Give the total number of lines with the word "trong" in them, and no other words.

[Saved entries]
- - - - - - -
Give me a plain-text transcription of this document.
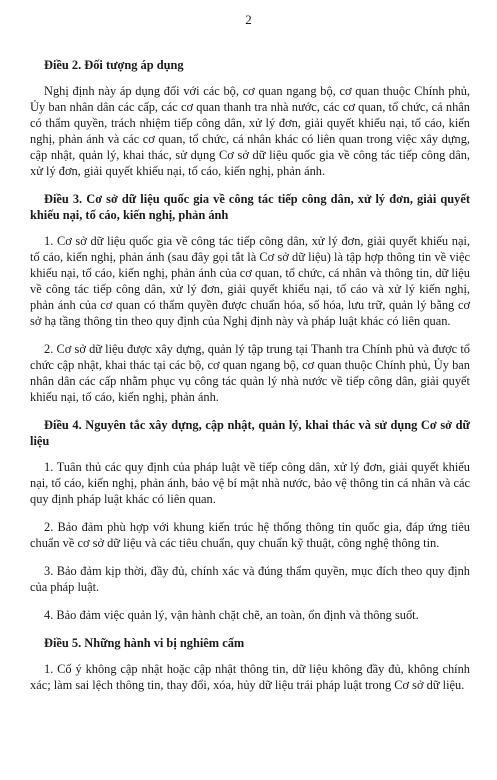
2

Điều 2. Đối tượng áp dụng

Nghị định này áp dụng đối với các bộ, cơ quan ngang bộ, cơ quan thuộc Chính phủ, Ủy ban nhân dân các cấp, các cơ quan thanh tra nhà nước, các cơ quan, tổ chức, cá nhân có thẩm quyền, trách nhiệm tiếp công dân, xử lý đơn, giải quyết khiếu nại, tố cáo, kiến nghị, phản ánh và các cơ quan, tổ chức, cá nhân khác có liên quan trong việc xây dựng, cập nhật, quản lý, khai thác, sử dụng Cơ sở dữ liệu quốc gia về công tác tiếp công dân, xử lý đơn, giải quyết khiếu nại, tố cáo, kiến nghị, phản ánh.

Điều 3. Cơ sở dữ liệu quốc gia về công tác tiếp công dân, xử lý đơn, giải quyết khiếu nại, tố cáo, kiến nghị, phản ánh

1. Cơ sở dữ liệu quốc gia về công tác tiếp công dân, xử lý đơn, giải quyết khiếu nại, tố cáo, kiến nghị, phản ánh (sau đây gọi tắt là Cơ sở dữ liệu) là tập hợp thông tin về việc khiếu nại, tố cáo, kiến nghị, phản ánh của cơ quan, tổ chức, cá nhân và thông tin, dữ liệu về công tác tiếp công dân, xử lý đơn, giải quyết khiếu nại, tố cáo và xử lý kiến nghị, phản ánh của cơ quan có thẩm quyền được chuẩn hóa, số hóa, lưu trữ, quản lý bằng cơ sở hạ tầng thông tin theo quy định của Nghị định này và pháp luật khác có liên quan.

2. Cơ sở dữ liệu được xây dựng, quản lý tập trung tại Thanh tra Chính phủ và được tổ chức cập nhật, khai thác tại các bộ, cơ quan ngang bộ, cơ quan thuộc Chính phủ, Ủy ban nhân dân các cấp nhằm phục vụ công tác quản lý nhà nước về tiếp công dân, giải quyết khiếu nại, tố cáo, kiến nghị, phản ánh.

Điều 4. Nguyên tắc xây dựng, cập nhật, quản lý, khai thác và sử dụng Cơ sở dữ liệu

1. Tuân thủ các quy định của pháp luật về tiếp công dân, xử lý đơn, giải quyết khiếu nại, tố cáo, kiến nghị, phản ánh, bảo vệ bí mật nhà nước, bảo vệ thông tin cá nhân và các quy định pháp luật khác có liên quan.

2. Bảo đảm phù hợp với khung kiến trúc hệ thống thông tin quốc gia, đáp ứng tiêu chuẩn về cơ sở dữ liệu và các tiêu chuẩn, quy chuẩn kỹ thuật, công nghệ thông tin.

3. Bảo đảm kịp thời, đầy đủ, chính xác và đúng thẩm quyền, mục đích theo quy định của pháp luật.

4. Bảo đảm việc quản lý, vận hành chặt chẽ, an toàn, ổn định và thông suốt.

Điều 5. Những hành vi bị nghiêm cấm

1. Cố ý không cập nhật hoặc cập nhật thông tin, dữ liệu không đầy đủ, không chính xác; làm sai lệch thông tin, thay đổi, xóa, hủy dữ liệu trái pháp luật trong Cơ sở dữ liệu.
- - - - - - -
Task output: 2